WHAT THE TASK ASKS
All of the lines below are to be transcribed faithfully, with pictures excluded from the copy.

Recorded data
· · · · · · ·
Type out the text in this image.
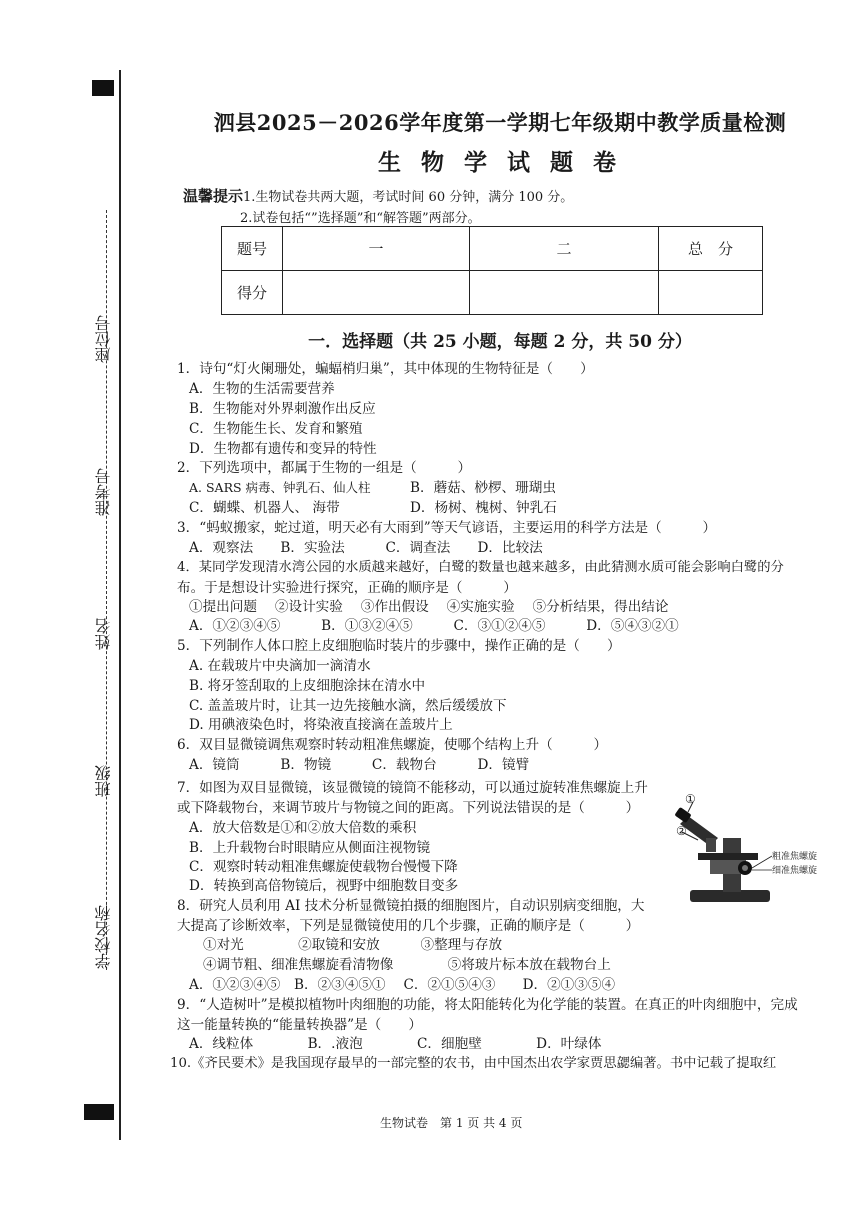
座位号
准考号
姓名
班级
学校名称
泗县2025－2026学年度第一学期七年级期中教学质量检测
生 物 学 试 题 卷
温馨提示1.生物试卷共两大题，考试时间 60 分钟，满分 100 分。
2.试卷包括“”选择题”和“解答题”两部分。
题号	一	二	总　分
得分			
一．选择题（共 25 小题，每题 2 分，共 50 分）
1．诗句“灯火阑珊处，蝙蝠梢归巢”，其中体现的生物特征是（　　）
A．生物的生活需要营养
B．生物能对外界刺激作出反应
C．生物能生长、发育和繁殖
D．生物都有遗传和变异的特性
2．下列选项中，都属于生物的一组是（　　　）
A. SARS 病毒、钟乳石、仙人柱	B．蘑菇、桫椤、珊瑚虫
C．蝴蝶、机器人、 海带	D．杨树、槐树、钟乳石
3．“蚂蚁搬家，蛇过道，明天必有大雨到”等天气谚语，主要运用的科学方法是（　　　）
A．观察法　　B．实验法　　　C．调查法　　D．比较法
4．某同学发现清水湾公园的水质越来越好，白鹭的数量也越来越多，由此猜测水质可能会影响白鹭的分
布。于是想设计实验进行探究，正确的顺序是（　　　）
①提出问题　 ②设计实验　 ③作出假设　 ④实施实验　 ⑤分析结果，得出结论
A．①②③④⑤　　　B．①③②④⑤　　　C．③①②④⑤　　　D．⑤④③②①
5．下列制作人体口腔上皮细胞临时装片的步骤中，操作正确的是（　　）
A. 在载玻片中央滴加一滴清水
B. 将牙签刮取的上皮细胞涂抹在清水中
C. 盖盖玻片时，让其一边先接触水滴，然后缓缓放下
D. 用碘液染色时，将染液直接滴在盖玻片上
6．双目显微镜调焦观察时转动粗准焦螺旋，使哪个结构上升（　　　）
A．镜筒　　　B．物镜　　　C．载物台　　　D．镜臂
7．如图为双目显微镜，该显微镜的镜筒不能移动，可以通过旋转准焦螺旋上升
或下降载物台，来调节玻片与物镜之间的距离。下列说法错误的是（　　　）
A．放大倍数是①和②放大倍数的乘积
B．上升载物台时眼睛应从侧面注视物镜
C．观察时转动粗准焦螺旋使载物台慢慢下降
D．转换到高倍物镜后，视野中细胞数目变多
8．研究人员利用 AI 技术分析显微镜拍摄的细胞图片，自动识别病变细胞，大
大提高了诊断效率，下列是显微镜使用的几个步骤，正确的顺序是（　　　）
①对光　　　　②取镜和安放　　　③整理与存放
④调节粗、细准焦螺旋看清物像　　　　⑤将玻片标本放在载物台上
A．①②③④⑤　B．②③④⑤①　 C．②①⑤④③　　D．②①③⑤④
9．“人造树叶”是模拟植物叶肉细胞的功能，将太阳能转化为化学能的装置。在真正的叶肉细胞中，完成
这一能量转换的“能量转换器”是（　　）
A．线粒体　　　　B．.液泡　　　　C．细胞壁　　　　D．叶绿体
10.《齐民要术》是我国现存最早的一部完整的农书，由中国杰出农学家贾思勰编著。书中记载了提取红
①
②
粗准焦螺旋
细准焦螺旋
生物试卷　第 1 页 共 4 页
· · · · · · ·
THE OUTPUT
Type out the text in this image.
座位号
准考号
姓名
班级
学校名称
泗县2025－2026学年度第一学期七年级期中教学质量检测
生 物 学 试 题 卷
温馨提示1.生物试卷共两大题，考试时间 60 分钟，满分 100 分。
2.试卷包括“”选择题”和“解答题”两部分。
题号	一	二	总　分
得分			
一．选择题（共 25 小题，每题 2 分，共 50 分）
1．诗句“灯火阑珊处，蝙蝠梢归巢”，其中体现的生物特征是（　　）
A．生物的生活需要营养
B．生物能对外界刺激作出反应
C．生物能生长、发育和繁殖
D．生物都有遗传和变异的特性
2．下列选项中，都属于生物的一组是（　　　）
A. SARS 病毒、钟乳石、仙人柱	B．蘑菇、桫椤、珊瑚虫
C．蝴蝶、机器人、 海带	D．杨树、槐树、钟乳石
3．“蚂蚁搬家，蛇过道，明天必有大雨到”等天气谚语，主要运用的科学方法是（　　　）
A．观察法　　B．实验法　　　C．调查法　　D．比较法
4．某同学发现清水湾公园的水质越来越好，白鹭的数量也越来越多，由此猜测水质可能会影响白鹭的分
布。于是想设计实验进行探究，正确的顺序是（　　　）
①提出问题　 ②设计实验　 ③作出假设　 ④实施实验　 ⑤分析结果，得出结论
A．①②③④⑤　　　B．①③②④⑤　　　C．③①②④⑤　　　D．⑤④③②①
5．下列制作人体口腔上皮细胞临时装片的步骤中，操作正确的是（　　）
A. 在载玻片中央滴加一滴清水
B. 将牙签刮取的上皮细胞涂抹在清水中
C. 盖盖玻片时，让其一边先接触水滴，然后缓缓放下
D. 用碘液染色时，将染液直接滴在盖玻片上
6．双目显微镜调焦观察时转动粗准焦螺旋，使哪个结构上升（　　　）
A．镜筒　　　B．物镜　　　C．载物台　　　D．镜臂
7．如图为双目显微镜，该显微镜的镜筒不能移动，可以通过旋转准焦螺旋上升
或下降载物台，来调节玻片与物镜之间的距离。下列说法错误的是（　　　）
A．放大倍数是①和②放大倍数的乘积
B．上升载物台时眼睛应从侧面注视物镜
C．观察时转动粗准焦螺旋使载物台慢慢下降
D．转换到高倍物镜后，视野中细胞数目变多
8．研究人员利用 AI 技术分析显微镜拍摄的细胞图片，自动识别病变细胞，大
大提高了诊断效率，下列是显微镜使用的几个步骤，正确的顺序是（　　　）
①对光　　　　②取镜和安放　　　③整理与存放
④调节粗、细准焦螺旋看清物像　　　　⑤将玻片标本放在载物台上
A．①②③④⑤　B．②③④⑤①　 C．②①⑤④③　　D．②①③⑤④
9．“人造树叶”是模拟植物叶肉细胞的功能，将太阳能转化为化学能的装置。在真正的叶肉细胞中，完成
这一能量转换的“能量转换器”是（　　）
A．线粒体　　　　B．.液泡　　　　C．细胞壁　　　　D．叶绿体
10.《齐民要术》是我国现存最早的一部完整的农书，由中国杰出农学家贾思勰编著。书中记载了提取红
①
②
粗准焦螺旋
细准焦螺旋
生物试卷　第 1 页 共 4 页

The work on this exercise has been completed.